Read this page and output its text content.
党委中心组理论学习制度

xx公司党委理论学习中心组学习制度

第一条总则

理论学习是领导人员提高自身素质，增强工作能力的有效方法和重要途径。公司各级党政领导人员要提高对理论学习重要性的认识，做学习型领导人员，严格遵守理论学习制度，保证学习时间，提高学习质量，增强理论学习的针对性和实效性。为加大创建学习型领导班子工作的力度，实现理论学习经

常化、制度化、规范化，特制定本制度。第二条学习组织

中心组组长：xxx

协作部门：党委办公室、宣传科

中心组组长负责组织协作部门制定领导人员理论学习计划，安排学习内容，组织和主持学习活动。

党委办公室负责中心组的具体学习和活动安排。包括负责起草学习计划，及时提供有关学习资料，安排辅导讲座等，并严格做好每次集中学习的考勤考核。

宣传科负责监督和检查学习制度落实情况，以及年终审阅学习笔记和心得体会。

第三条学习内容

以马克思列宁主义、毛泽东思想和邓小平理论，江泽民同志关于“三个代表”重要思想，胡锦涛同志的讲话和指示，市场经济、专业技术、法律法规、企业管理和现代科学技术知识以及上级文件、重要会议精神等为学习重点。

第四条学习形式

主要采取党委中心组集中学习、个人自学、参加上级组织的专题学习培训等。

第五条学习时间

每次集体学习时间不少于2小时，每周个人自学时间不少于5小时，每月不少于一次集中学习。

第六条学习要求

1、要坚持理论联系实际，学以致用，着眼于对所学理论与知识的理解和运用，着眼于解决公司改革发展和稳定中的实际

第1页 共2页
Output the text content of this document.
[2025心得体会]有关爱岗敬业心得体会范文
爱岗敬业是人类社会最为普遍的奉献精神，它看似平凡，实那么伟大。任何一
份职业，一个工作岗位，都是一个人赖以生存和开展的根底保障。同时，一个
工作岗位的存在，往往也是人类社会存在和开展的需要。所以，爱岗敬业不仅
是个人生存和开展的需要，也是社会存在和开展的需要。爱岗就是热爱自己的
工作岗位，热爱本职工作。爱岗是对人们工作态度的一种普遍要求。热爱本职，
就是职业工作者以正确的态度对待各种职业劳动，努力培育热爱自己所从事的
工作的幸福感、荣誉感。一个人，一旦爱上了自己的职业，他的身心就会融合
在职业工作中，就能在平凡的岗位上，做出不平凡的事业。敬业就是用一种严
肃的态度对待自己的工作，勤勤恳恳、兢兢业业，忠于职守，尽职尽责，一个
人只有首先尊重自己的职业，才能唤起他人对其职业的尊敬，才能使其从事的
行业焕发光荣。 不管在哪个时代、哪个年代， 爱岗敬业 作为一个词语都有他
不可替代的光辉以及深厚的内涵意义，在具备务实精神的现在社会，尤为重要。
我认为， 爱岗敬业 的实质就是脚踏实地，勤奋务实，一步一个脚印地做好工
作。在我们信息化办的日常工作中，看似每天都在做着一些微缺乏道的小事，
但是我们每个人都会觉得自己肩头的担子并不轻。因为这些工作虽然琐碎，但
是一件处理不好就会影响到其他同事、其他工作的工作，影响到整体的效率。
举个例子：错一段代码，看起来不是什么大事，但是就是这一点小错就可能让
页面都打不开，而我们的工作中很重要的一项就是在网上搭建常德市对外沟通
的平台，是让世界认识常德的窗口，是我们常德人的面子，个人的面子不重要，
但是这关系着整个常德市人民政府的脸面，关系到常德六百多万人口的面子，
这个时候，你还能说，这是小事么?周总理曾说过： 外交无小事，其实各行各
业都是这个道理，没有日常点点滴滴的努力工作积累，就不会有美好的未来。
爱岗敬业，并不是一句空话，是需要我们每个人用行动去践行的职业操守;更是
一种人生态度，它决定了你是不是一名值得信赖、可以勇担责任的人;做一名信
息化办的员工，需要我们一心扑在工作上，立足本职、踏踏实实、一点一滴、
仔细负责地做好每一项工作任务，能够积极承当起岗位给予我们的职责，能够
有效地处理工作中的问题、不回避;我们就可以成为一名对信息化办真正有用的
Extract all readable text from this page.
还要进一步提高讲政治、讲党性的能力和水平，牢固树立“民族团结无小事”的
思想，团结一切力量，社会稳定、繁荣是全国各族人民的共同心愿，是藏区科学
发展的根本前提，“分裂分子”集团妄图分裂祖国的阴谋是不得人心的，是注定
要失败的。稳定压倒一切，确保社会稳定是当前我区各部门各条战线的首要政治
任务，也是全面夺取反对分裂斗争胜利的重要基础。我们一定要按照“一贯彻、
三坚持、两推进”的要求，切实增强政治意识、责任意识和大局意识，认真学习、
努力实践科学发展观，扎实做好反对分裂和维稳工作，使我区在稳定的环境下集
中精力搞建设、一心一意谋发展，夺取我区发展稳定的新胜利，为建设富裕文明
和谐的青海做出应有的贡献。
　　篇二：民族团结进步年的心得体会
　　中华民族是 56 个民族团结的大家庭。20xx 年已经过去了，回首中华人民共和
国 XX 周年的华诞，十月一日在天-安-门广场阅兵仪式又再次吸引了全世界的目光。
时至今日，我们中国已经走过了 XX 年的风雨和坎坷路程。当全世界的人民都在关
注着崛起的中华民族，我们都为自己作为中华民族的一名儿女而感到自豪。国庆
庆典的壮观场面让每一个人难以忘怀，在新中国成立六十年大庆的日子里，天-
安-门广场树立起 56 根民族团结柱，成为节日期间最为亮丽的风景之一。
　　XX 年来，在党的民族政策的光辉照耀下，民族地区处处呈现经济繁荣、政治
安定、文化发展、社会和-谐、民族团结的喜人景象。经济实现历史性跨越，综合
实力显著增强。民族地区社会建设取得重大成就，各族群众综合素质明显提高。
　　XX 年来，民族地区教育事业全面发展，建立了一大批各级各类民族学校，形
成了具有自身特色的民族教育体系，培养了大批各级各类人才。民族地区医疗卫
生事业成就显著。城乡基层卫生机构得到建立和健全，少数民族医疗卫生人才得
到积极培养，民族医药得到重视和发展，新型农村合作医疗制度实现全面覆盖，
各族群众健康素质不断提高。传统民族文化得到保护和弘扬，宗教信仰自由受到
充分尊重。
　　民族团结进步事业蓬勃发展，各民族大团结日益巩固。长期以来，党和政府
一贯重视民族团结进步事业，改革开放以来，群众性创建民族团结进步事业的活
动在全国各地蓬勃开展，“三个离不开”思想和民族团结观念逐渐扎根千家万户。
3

** Written task **
Copy out the full set of records precisely, leaving nothing out.

** Finished exercise **
Read this page and output its text content.
党委中心组理论学习制度

xx公司党委理论学习中心组学习制度

第一条总则

理论学习是领导人员提高自身素质，增强工作能力的有效方法和重要途径。公司各级党政领导人员要提高对理论学习重要性的认识，做学习型领导人员，严格遵守理论学习制度，保证学习时间，提高学习质量，增强理论学习的针对性和实效性。为加大创建学习型领导班子工作的力度，实现理论学习经

常化、制度化、规范化，特制定本制度。第二条学习组织

中心组组长：xxx

协作部门：党委办公室、宣传科

中心组组长负责组织协作部门制定领导人员理论学习计划，安排学习内容，组织和主持学习活动。

党委办公室负责中心组的具体学习和活动安排。包括负责起草学习计划，及时提供有关学习资料，安排辅导讲座等，并严格做好每次集中学习的考勤考核。

宣传科负责监督和检查学习制度落实情况，以及年终审阅学习笔记和心得体会。

第三条学习内容

以马克思列宁主义、毛泽东思想和邓小平理论，江泽民同志关于“三个代表”重要思想，胡锦涛同志的讲话和指示，市场经济、专业技术、法律法规、企业管理和现代科学技术知识以及上级文件、重要会议精神等为学习重点。

第四条学习形式

主要采取党委中心组集中学习、个人自学、参加上级组织的专题学习培训等。

第五条学习时间

每次集体学习时间不少于2小时，每周个人自学时间不少于5小时，每月不少于一次集中学习。

第六条学习要求

1、要坚持理论联系实际，学以致用，着眼于对所学理论与知识的理解和运用，着眼于解决公司改革发展和稳定中的实际

第1页 共2页
Output the text content of this document.
[2025心得体会]有关爱岗敬业心得体会范文
爱岗敬业是人类社会最为普遍的奉献精神，它看似平凡，实那么伟大。任何一
份职业，一个工作岗位，都是一个人赖以生存和开展的根底保障。同时，一个
工作岗位的存在，往往也是人类社会存在和开展的需要。所以，爱岗敬业不仅
是个人生存和开展的需要，也是社会存在和开展的需要。爱岗就是热爱自己的
工作岗位，热爱本职工作。爱岗是对人们工作态度的一种普遍要求。热爱本职，
就是职业工作者以正确的态度对待各种职业劳动，努力培育热爱自己所从事的
工作的幸福感、荣誉感。一个人，一旦爱上了自己的职业，他的身心就会融合
在职业工作中，就能在平凡的岗位上，做出不平凡的事业。敬业就是用一种严
肃的态度对待自己的工作，勤勤恳恳、兢兢业业，忠于职守，尽职尽责，一个
人只有首先尊重自己的职业，才能唤起他人对其职业的尊敬，才能使其从事的
行业焕发光荣。 不管在哪个时代、哪个年代， 爱岗敬业 作为一个词语都有他
不可替代的光辉以及深厚的内涵意义，在具备务实精神的现在社会，尤为重要。
我认为， 爱岗敬业 的实质就是脚踏实地，勤奋务实，一步一个脚印地做好工
作。在我们信息化办的日常工作中，看似每天都在做着一些微缺乏道的小事，
但是我们每个人都会觉得自己肩头的担子并不轻。因为这些工作虽然琐碎，但
是一件处理不好就会影响到其他同事、其他工作的工作，影响到整体的效率。
举个例子：错一段代码，看起来不是什么大事，但是就是这一点小错就可能让
页面都打不开，而我们的工作中很重要的一项就是在网上搭建常德市对外沟通
的平台，是让世界认识常德的窗口，是我们常德人的面子，个人的面子不重要，
但是这关系着整个常德市人民政府的脸面，关系到常德六百多万人口的面子，
这个时候，你还能说，这是小事么?周总理曾说过： 外交无小事，其实各行各
业都是这个道理，没有日常点点滴滴的努力工作积累，就不会有美好的未来。
爱岗敬业，并不是一句空话，是需要我们每个人用行动去践行的职业操守;更是
一种人生态度，它决定了你是不是一名值得信赖、可以勇担责任的人;做一名信
息化办的员工，需要我们一心扑在工作上，立足本职、踏踏实实、一点一滴、
仔细负责地做好每一项工作任务，能够积极承当起岗位给予我们的职责，能够
有效地处理工作中的问题、不回避;我们就可以成为一名对信息化办真正有用的
Extract all readable text from this page.
还要进一步提高讲政治、讲党性的能力和水平，牢固树立“民族团结无小事”的
思想，团结一切力量，社会稳定、繁荣是全国各族人民的共同心愿，是藏区科学
发展的根本前提，“分裂分子”集团妄图分裂祖国的阴谋是不得人心的，是注定
要失败的。稳定压倒一切，确保社会稳定是当前我区各部门各条战线的首要政治
任务，也是全面夺取反对分裂斗争胜利的重要基础。我们一定要按照“一贯彻、
三坚持、两推进”的要求，切实增强政治意识、责任意识和大局意识，认真学习、
努力实践科学发展观，扎实做好反对分裂和维稳工作，使我区在稳定的环境下集
中精力搞建设、一心一意谋发展，夺取我区发展稳定的新胜利，为建设富裕文明
和谐的青海做出应有的贡献。
　　篇二：民族团结进步年的心得体会
　　中华民族是 56 个民族团结的大家庭。20xx 年已经过去了，回首中华人民共和
国 XX 周年的华诞，十月一日在天-安-门广场阅兵仪式又再次吸引了全世界的目光。
时至今日，我们中国已经走过了 XX 年的风雨和坎坷路程。当全世界的人民都在关
注着崛起的中华民族，我们都为自己作为中华民族的一名儿女而感到自豪。国庆
庆典的壮观场面让每一个人难以忘怀，在新中国成立六十年大庆的日子里，天-
安-门广场树立起 56 根民族团结柱，成为节日期间最为亮丽的风景之一。
　　XX 年来，在党的民族政策的光辉照耀下，民族地区处处呈现经济繁荣、政治
安定、文化发展、社会和-谐、民族团结的喜人景象。经济实现历史性跨越，综合
实力显著增强。民族地区社会建设取得重大成就，各族群众综合素质明显提高。
　　XX 年来，民族地区教育事业全面发展，建立了一大批各级各类民族学校，形
成了具有自身特色的民族教育体系，培养了大批各级各类人才。民族地区医疗卫
生事业成就显著。城乡基层卫生机构得到建立和健全，少数民族医疗卫生人才得
到积极培养，民族医药得到重视和发展，新型农村合作医疗制度实现全面覆盖，
各族群众健康素质不断提高。传统民族文化得到保护和弘扬，宗教信仰自由受到
充分尊重。
　　民族团结进步事业蓬勃发展，各民族大团结日益巩固。长期以来，党和政府
一贯重视民族团结进步事业，改革开放以来，群众性创建民族团结进步事业的活
动在全国各地蓬勃开展，“三个离不开”思想和民族团结观念逐渐扎根千家万户。
3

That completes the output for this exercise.